> **Exercise goal**: Determine the number of lines holding the word "JSON"; answer with that number only.

> **Record set**:
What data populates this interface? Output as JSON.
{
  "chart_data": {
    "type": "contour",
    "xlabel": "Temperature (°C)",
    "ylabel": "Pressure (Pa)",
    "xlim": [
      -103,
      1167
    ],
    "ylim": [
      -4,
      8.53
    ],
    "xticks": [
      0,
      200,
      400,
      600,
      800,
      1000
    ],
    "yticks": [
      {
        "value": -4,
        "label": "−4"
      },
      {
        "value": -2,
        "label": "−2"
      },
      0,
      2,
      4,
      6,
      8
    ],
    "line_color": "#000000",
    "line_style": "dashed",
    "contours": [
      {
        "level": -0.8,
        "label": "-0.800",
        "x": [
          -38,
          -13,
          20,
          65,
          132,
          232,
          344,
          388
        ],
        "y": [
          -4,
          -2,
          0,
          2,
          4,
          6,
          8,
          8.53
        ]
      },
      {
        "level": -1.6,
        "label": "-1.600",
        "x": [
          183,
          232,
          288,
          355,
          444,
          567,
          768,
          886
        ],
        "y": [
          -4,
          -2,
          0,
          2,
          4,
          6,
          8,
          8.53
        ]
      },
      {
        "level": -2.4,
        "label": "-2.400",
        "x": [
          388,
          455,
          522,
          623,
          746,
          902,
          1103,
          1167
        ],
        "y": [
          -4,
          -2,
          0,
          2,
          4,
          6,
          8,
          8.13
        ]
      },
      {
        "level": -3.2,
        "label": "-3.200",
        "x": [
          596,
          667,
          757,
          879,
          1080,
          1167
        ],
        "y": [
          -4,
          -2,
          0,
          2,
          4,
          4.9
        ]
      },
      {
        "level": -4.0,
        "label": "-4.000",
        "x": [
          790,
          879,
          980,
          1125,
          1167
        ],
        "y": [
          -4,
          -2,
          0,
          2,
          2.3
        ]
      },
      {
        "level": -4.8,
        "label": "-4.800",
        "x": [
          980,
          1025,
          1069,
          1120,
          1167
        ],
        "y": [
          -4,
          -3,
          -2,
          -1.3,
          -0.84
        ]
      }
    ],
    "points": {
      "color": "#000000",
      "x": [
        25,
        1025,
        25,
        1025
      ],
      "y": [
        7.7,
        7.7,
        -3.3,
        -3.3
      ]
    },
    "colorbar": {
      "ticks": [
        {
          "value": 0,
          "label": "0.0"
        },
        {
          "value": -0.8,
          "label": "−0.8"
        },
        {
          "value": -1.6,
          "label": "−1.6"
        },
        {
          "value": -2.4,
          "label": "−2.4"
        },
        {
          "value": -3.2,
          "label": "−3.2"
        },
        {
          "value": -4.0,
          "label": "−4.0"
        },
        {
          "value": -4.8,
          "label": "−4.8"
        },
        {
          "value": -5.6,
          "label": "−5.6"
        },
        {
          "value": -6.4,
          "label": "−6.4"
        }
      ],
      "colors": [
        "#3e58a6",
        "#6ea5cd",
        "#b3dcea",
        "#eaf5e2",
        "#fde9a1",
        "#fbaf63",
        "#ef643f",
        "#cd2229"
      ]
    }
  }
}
* * *
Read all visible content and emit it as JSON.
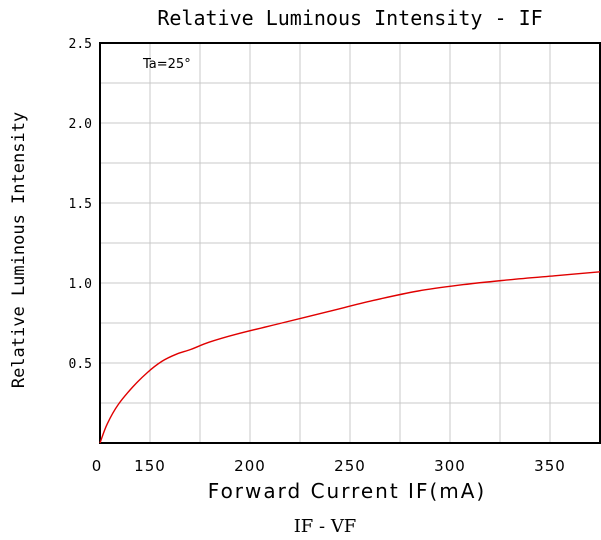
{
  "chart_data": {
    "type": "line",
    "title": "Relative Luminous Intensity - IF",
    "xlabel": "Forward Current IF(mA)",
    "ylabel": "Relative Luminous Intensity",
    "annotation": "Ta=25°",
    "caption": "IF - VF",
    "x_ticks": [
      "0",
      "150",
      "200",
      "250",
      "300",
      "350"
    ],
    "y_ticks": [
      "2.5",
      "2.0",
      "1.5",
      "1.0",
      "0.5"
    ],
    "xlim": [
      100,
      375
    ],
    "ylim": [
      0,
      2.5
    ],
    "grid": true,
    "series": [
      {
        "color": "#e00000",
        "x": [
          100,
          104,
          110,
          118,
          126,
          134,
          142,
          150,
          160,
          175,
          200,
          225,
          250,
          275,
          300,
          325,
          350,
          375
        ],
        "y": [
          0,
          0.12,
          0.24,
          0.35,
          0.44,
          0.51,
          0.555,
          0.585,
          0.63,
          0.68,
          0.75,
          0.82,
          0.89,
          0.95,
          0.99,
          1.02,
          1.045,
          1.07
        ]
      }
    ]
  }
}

> **Correct response**: 2